_STATED TASK 1:_ In the rod blank thread, what does Reelturner call the only bad thing about the Silstar Pinnacle rods?
_STATED TASK 2:_ Reproduce a passage from the rod blank thread, starting at the words "Ill have to" and ending after the words "too much bend.".

* Start TEXT PROVIDED *

# Another Blank suggestion thread. Anchor/Surf



## FishNC13 (Nov 21, 2010)

Looking for a blank around the $150 mark. (price is not concrete) Been looking at the Lami ISU132-2MH, the batson SUR1386F, and the Lami LSB1322M (mudhole surf rocket). Any one have opinions of these or can suggest something similar. Looking for something 11-12ft that can throw at least 8oz. Dedicated anchor rod and occational surf. 

Thanks guys :fishing:


----------



## sunburntspike (Oct 4, 2010)

if you're thinking 8 oz. you may want to look for something that has a rating more like 6-10,6-12,or similar.the isu is rated 3-8 meaning the sweet spot is probably going to be 6oz.the surf rocket has a 4-10 ,once again the sweet spot would be 6 oz,plus the lower rating means it's going to be a bit whippy,now you really don't need to throw 8 for an anchor,i build an 8 oz. for stump heavers and a 5 oz for the whippier sticks and there really isn't to much distance lost between them.now on the beach in hard current 8nbait is gonna be the ticket and you'll want to look for that sweet spot in the blank,so sometimes you can get away with one rod for two purposes that does neither perfect or get two rods,there are plenty of guys that are happy with the one rod option and some who are not


----------



## kingman23 (Feb 9, 2010)

I got a batson/rainshadow SUR1508F built for an anchor rod and I love it. Its rated 4-12 and it throws 5 1/2 and 6 ounces very well. Its 12'6" which is a little taller than what you said and its about $10 more but its a great blank.


----------



## FishNC13 (Nov 21, 2010)

Ill have to look up that one kingman. I could always cut 6 from the butt. I do like a really fast tip. Our anchor rods hang over the rail and the slower rods have too much bend.


----------



## kingman23 (Feb 9, 2010)

That will work and it should still be just fine. The tip is fast and it doesnt bend much really so it should be good.


----------



## Reelturner (Dec 24, 2003)

Fishnc13,

I use the old Silstar Pinnacle 11-6 ft casting rod, rated up to 9ozs, it will throw an anchor very well. fast action. There not manufactured anymore, so maybe you could find one used and the price is well below what your wanting to invest in an anchor rod. Do not be misled......they are not wimpy, only thing is there only 11-6, I have used one many years and recently have just had it re-wrapped. Only bad thing was they didn't have quality guides on them. Trust me.

Reelturner


----------



## Reelturner (Dec 24, 2003)

*I forgot to add.....*

they will throw 10 ozs & a spot head, so you will not overload one throwing an anchor weight.

RT


----------

* End TEXT PROVIDED *
* Start PROVIDED INFORMATION *

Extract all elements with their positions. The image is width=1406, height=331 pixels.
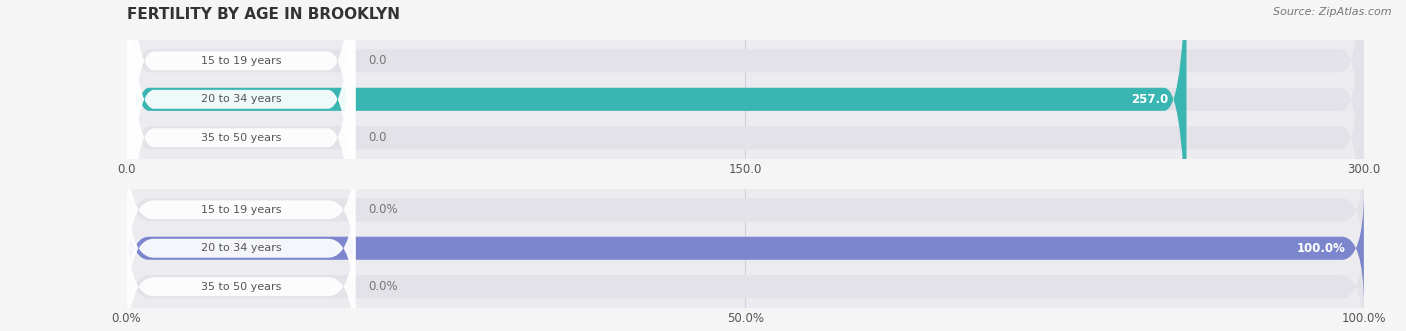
FancyBboxPatch shape (127, 212, 356, 331)
Text: 15 to 19 years: 15 to 19 years (201, 56, 281, 66)
FancyBboxPatch shape (127, 191, 1364, 306)
FancyBboxPatch shape (127, 135, 356, 285)
FancyBboxPatch shape (127, 229, 1364, 331)
FancyBboxPatch shape (127, 173, 356, 323)
Text: FERTILITY BY AGE IN BROOKLYN: FERTILITY BY AGE IN BROOKLYN (127, 7, 399, 22)
Text: 0.0%: 0.0% (368, 203, 398, 216)
Text: 0.0%: 0.0% (368, 280, 398, 293)
Text: 20 to 34 years: 20 to 34 years (201, 243, 281, 253)
Text: 100.0%: 100.0% (1296, 242, 1346, 255)
Text: 0.0: 0.0 (368, 54, 387, 68)
Text: 0.0: 0.0 (368, 131, 387, 144)
Text: 257.0: 257.0 (1130, 93, 1168, 106)
FancyBboxPatch shape (127, 152, 1364, 267)
FancyBboxPatch shape (127, 0, 356, 331)
FancyBboxPatch shape (127, 0, 356, 331)
FancyBboxPatch shape (127, 0, 356, 305)
FancyBboxPatch shape (127, 191, 1364, 306)
Text: 20 to 34 years: 20 to 34 years (201, 94, 281, 104)
FancyBboxPatch shape (127, 0, 1364, 257)
Text: 35 to 50 years: 35 to 50 years (201, 282, 281, 292)
FancyBboxPatch shape (127, 0, 1187, 295)
Text: 15 to 19 years: 15 to 19 years (201, 205, 281, 215)
Text: Source: ZipAtlas.com: Source: ZipAtlas.com (1274, 7, 1392, 17)
FancyBboxPatch shape (127, 0, 1364, 331)
FancyBboxPatch shape (127, 0, 1364, 295)
Text: 35 to 50 years: 35 to 50 years (201, 133, 281, 143)
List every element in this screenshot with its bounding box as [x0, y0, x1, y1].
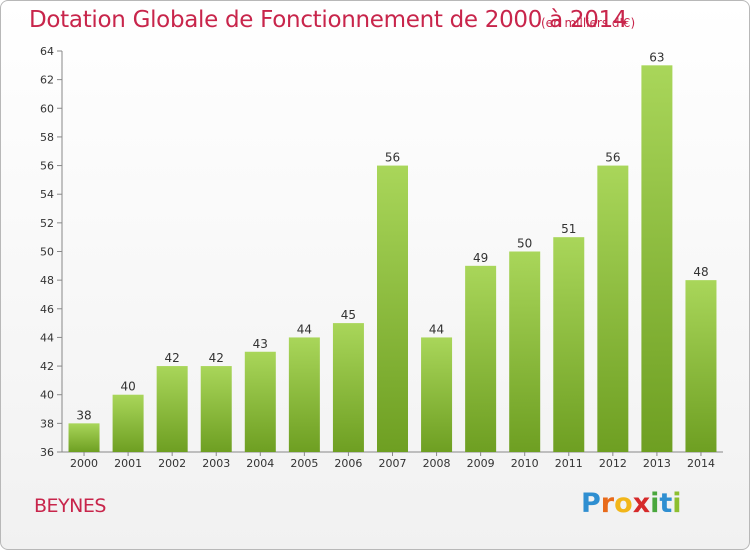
- logo-letter: r: [600, 488, 615, 519]
- data-label: 42: [209, 351, 224, 365]
- logo-letter: P: [581, 488, 601, 519]
- data-label: 43: [253, 337, 268, 351]
- x-tick-label: 2002: [158, 457, 186, 470]
- data-label: 49: [473, 251, 488, 265]
- y-tick-label: 42: [40, 360, 54, 373]
- logo-letter: t: [659, 488, 673, 519]
- x-tick-label: 2000: [70, 457, 98, 470]
- y-tick-label: 56: [40, 160, 54, 173]
- x-tick-label: 2008: [423, 457, 451, 470]
- bar: [597, 165, 629, 453]
- y-tick-label: 36: [40, 446, 54, 459]
- bar: [509, 251, 541, 452]
- y-tick-label: 62: [40, 74, 54, 87]
- bar: [553, 237, 585, 452]
- chart-title: Dotation Globale de Fonctionnement de 20…: [29, 7, 628, 33]
- data-label: 45: [341, 308, 356, 322]
- bar: [68, 423, 100, 452]
- logo-letter: i: [672, 488, 682, 519]
- y-tick-label: 38: [40, 417, 54, 430]
- bar: [421, 337, 453, 452]
- chart-unit: (en milliers d'€): [541, 16, 636, 30]
- y-tick-label: 40: [40, 389, 54, 402]
- bar: [332, 323, 364, 452]
- bar: [641, 65, 673, 453]
- data-label: 56: [605, 151, 620, 165]
- y-tick-label: 58: [40, 131, 54, 144]
- bar: [685, 280, 717, 452]
- data-label: 51: [561, 222, 576, 236]
- data-label: 56: [385, 151, 400, 165]
- proxiti-logo: Proxiti: [581, 488, 682, 519]
- x-tick-label: 2011: [555, 457, 583, 470]
- x-tick-label: 2003: [202, 457, 230, 470]
- data-label: 38: [76, 408, 91, 422]
- x-tick-label: 2010: [511, 457, 539, 470]
- bar: [288, 337, 320, 452]
- data-label: 42: [165, 351, 180, 365]
- x-tick-label: 2004: [246, 457, 274, 470]
- x-tick-label: 2014: [687, 457, 715, 470]
- logo-letter: i: [650, 488, 660, 519]
- logo-letter: o: [614, 488, 633, 519]
- y-tick-label: 52: [40, 217, 54, 230]
- bar: [112, 394, 144, 452]
- data-label: 63: [649, 50, 664, 64]
- x-tick-label: 2007: [379, 457, 407, 470]
- y-tick-label: 50: [40, 246, 54, 259]
- x-tick-label: 2013: [643, 457, 671, 470]
- bar: [465, 265, 497, 452]
- y-tick-label: 44: [40, 331, 54, 344]
- bar: [244, 351, 276, 452]
- data-label: 44: [429, 322, 444, 336]
- y-tick-label: 48: [40, 274, 54, 287]
- x-tick-label: 2012: [599, 457, 627, 470]
- y-tick-label: 60: [40, 102, 54, 115]
- commune-name: BEYNES: [34, 495, 106, 517]
- x-tick-label: 2005: [290, 457, 318, 470]
- y-tick-label: 64: [40, 45, 54, 58]
- data-label: 48: [693, 265, 708, 279]
- x-tick-label: 2006: [334, 457, 362, 470]
- data-label: 50: [517, 237, 532, 251]
- y-tick-label: 54: [40, 188, 54, 201]
- bar: [156, 366, 188, 452]
- x-tick-label: 2001: [114, 457, 142, 470]
- data-label: 44: [297, 322, 312, 336]
- y-tick-label: 46: [40, 303, 54, 316]
- bar: [377, 165, 408, 453]
- x-tick-label: 2009: [467, 457, 495, 470]
- data-label: 40: [120, 380, 135, 394]
- logo-letter: x: [632, 488, 651, 519]
- bar: [200, 366, 232, 452]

* End PROVIDED INFORMATION *

_WRITTEN SOLUTION 1:_ They didn't have quality guides on them.

_WRITTEN SOLUTION 2:_
Ill have to look up that one kingman. I could always cut 6 from the butt. I do like a really fast tip. Our anchor rods hang over the rail and the slower rods have too much bend.